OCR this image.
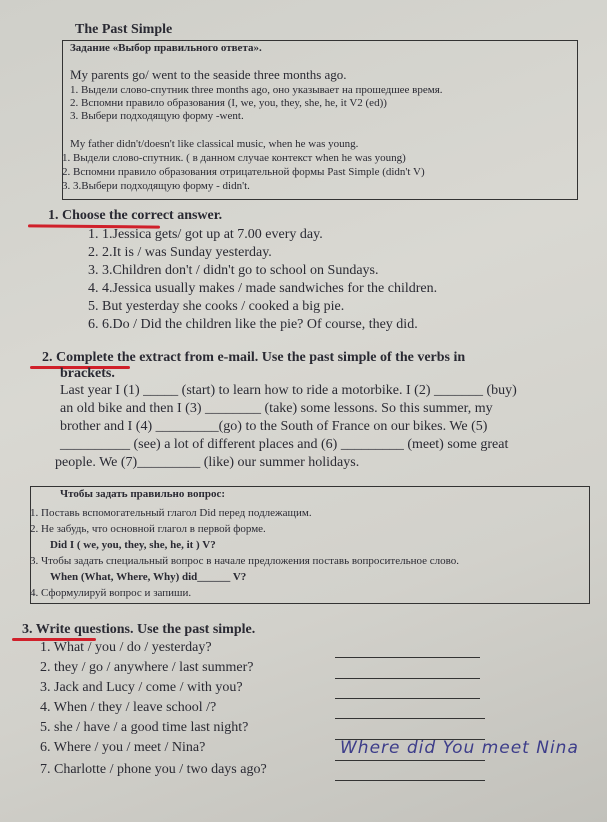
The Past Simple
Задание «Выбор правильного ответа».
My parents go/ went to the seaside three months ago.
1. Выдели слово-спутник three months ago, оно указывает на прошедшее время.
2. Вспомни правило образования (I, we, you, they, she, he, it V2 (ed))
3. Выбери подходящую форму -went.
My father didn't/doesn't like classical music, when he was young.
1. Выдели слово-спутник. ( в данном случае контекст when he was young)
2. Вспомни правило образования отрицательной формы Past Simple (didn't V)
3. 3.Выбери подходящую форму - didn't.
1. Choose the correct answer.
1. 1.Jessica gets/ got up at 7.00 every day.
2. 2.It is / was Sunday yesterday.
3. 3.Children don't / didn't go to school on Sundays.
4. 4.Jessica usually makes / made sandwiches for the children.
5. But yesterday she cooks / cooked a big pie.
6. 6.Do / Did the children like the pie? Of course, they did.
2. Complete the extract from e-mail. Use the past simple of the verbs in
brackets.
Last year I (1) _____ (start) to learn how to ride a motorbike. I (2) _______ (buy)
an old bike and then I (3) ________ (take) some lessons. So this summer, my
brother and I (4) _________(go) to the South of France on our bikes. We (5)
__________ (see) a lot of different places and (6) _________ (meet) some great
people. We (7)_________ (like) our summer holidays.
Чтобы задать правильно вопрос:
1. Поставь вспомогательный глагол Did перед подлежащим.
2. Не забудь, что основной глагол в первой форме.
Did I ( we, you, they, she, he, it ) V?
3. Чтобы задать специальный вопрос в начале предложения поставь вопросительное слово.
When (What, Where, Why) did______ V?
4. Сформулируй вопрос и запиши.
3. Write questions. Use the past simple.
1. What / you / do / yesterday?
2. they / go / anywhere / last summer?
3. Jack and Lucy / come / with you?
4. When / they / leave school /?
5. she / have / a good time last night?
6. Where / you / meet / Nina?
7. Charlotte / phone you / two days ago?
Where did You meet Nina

• • •

- **The exercise**
Excluding the pictures, restate the records above word for word.

- **Output of the exercise**
OCR this image.
The Past Simple
Задание «Выбор правильного ответа».
My parents go/ went to the seaside three months ago.
1. Выдели слово-спутник three months ago, оно указывает на прошедшее время.
2. Вспомни правило образования (I, we, you, they, she, he, it V2 (ed))
3. Выбери подходящую форму -went.
My father didn't/doesn't like classical music, when he was young.
1. Выдели слово-спутник. ( в данном случае контекст when he was young)
2. Вспомни правило образования отрицательной формы Past Simple (didn't V)
3. 3.Выбери подходящую форму - didn't.
1. Choose the correct answer.
1. 1.Jessica gets/ got up at 7.00 every day.
2. 2.It is / was Sunday yesterday.
3. 3.Children don't / didn't go to school on Sundays.
4. 4.Jessica usually makes / made sandwiches for the children.
5. But yesterday she cooks / cooked a big pie.
6. 6.Do / Did the children like the pie? Of course, they did.
2. Complete the extract from e-mail. Use the past simple of the verbs in
brackets.
Last year I (1) _____ (start) to learn how to ride a motorbike. I (2) _______ (buy)
an old bike and then I (3) ________ (take) some lessons. So this summer, my
brother and I (4) _________(go) to the South of France on our bikes. We (5)
__________ (see) a lot of different places and (6) _________ (meet) some great
people. We (7)_________ (like) our summer holidays.
Чтобы задать правильно вопрос:
1. Поставь вспомогательный глагол Did перед подлежащим.
2. Не забудь, что основной глагол в первой форме.
Did I ( we, you, they, she, he, it ) V?
3. Чтобы задать специальный вопрос в начале предложения поставь вопросительное слово.
When (What, Where, Why) did______ V?
4. Сформулируй вопрос и запиши.
3. Write questions. Use the past simple.
1. What / you / do / yesterday?
2. they / go / anywhere / last summer?
3. Jack and Lucy / come / with you?
4. When / they / leave school /?
5. she / have / a good time last night?
6. Where / you / meet / Nina?
7. Charlotte / phone you / two days ago?
Where did You meet Nina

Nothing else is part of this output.